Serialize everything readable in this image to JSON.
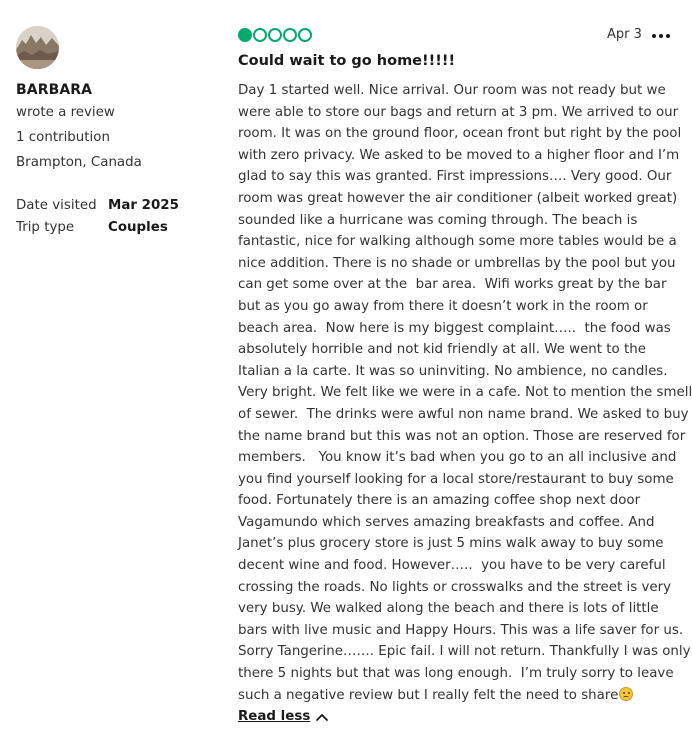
{
  "reviewer": {
    "name": "BARBARA",
    "action": "wrote a review",
    "contributions": "1 contribution",
    "location": "Brampton, Canada",
    "date_visited_label": "Date visited",
    "date_visited_value": "Mar 2025",
    "trip_type_label": "Trip type",
    "trip_type_value": "Couples",
    "avatar_icon": "avatar-photo"
  },
  "review": {
    "rating": 1,
    "rating_max": 5,
    "rating_color": "#00aa6c",
    "date": "Apr 3",
    "more_icon": "more-options-icon",
    "title": "Could wait to go home!!!!!",
    "body_lines": [
      "Day 1 started well. Nice arrival. Our room was not ready but we",
      "were able to store our bags and return at 3 pm. We arrived to our",
      "room. It was on the ground floor, ocean front but right by the pool",
      "with zero privacy. We asked to be moved to a higher floor and I’m",
      "glad to say this was granted. First impressions…. Very good. Our",
      "room was great however the air conditioner (albeit worked great)",
      "sounded like a hurricane was coming through. The beach is",
      "fantastic, nice for walking although some more tables would be a",
      "nice addition. There is no shade or umbrellas by the pool but you",
      "can get some over at the  bar area.  Wifi works great by the bar",
      "but as you go away from there it doesn’t work in the room or",
      "beach area.  Now here is my biggest complaint…..  the food was",
      "absolutely horrible and not kid friendly at all. We went to the",
      "Italian a la carte. It was so uninviting. No ambience, no candles.",
      "Very bright. We felt like we were in a cafe. Not to mention the smell",
      "of sewer.  The drinks were awful non name brand. We asked to buy",
      "the name brand but this was not an option. Those are reserved for",
      "members.   You know it’s bad when you go to an all inclusive and",
      "you find yourself looking for a local store/restaurant to buy some",
      "food. Fortunately there is an amazing coffee shop next door",
      "Vagamundo which serves amazing breakfasts and coffee. And",
      "Janet’s plus grocery store is just 5 mins walk away to buy some",
      "decent wine and food. However…..  you have to be very careful",
      "crossing the roads. No lights or crosswalks and the street is very",
      "very busy. We walked along the beach and there is lots of little",
      "bars with live music and Happy Hours. This was a life saver for us.",
      "Sorry Tangerine……. Epic fail. I will not return. Thankfully I was only",
      "there 5 nights but that was long enough.  I’m truly sorry to leave",
      "such a negative review but I really felt the need to share"
    ],
    "emoji_icon": "frowning-face-icon",
    "read_less_label": "Read less",
    "read_less_icon": "chevron-up-icon"
  }
}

## Challenge
The listing above must be printed again exactly, minus its pictures.

## Solution to this exercise
Serialize everything readable in this image to JSON.
{
  "reviewer": {
    "name": "BARBARA",
    "action": "wrote a review",
    "contributions": "1 contribution",
    "location": "Brampton, Canada",
    "date_visited_label": "Date visited",
    "date_visited_value": "Mar 2025",
    "trip_type_label": "Trip type",
    "trip_type_value": "Couples",
    "avatar_icon": "avatar-photo"
  },
  "review": {
    "rating": 1,
    "rating_max": 5,
    "rating_color": "#00aa6c",
    "date": "Apr 3",
    "more_icon": "more-options-icon",
    "title": "Could wait to go home!!!!!",
    "body_lines": [
      "Day 1 started well. Nice arrival. Our room was not ready but we",
      "were able to store our bags and return at 3 pm. We arrived to our",
      "room. It was on the ground floor, ocean front but right by the pool",
      "with zero privacy. We asked to be moved to a higher floor and I’m",
      "glad to say this was granted. First impressions…. Very good. Our",
      "room was great however the air conditioner (albeit worked great)",
      "sounded like a hurricane was coming through. The beach is",
      "fantastic, nice for walking although some more tables would be a",
      "nice addition. There is no shade or umbrellas by the pool but you",
      "can get some over at the  bar area.  Wifi works great by the bar",
      "but as you go away from there it doesn’t work in the room or",
      "beach area.  Now here is my biggest complaint…..  the food was",
      "absolutely horrible and not kid friendly at all. We went to the",
      "Italian a la carte. It was so uninviting. No ambience, no candles.",
      "Very bright. We felt like we were in a cafe. Not to mention the smell",
      "of sewer.  The drinks were awful non name brand. We asked to buy",
      "the name brand but this was not an option. Those are reserved for",
      "members.   You know it’s bad when you go to an all inclusive and",
      "you find yourself looking for a local store/restaurant to buy some",
      "food. Fortunately there is an amazing coffee shop next door",
      "Vagamundo which serves amazing breakfasts and coffee. And",
      "Janet’s plus grocery store is just 5 mins walk away to buy some",
      "decent wine and food. However…..  you have to be very careful",
      "crossing the roads. No lights or crosswalks and the street is very",
      "very busy. We walked along the beach and there is lots of little",
      "bars with live music and Happy Hours. This was a life saver for us.",
      "Sorry Tangerine……. Epic fail. I will not return. Thankfully I was only",
      "there 5 nights but that was long enough.  I’m truly sorry to leave",
      "such a negative review but I really felt the need to share"
    ],
    "emoji_icon": "frowning-face-icon",
    "read_less_label": "Read less",
    "read_less_icon": "chevron-up-icon"
  }
}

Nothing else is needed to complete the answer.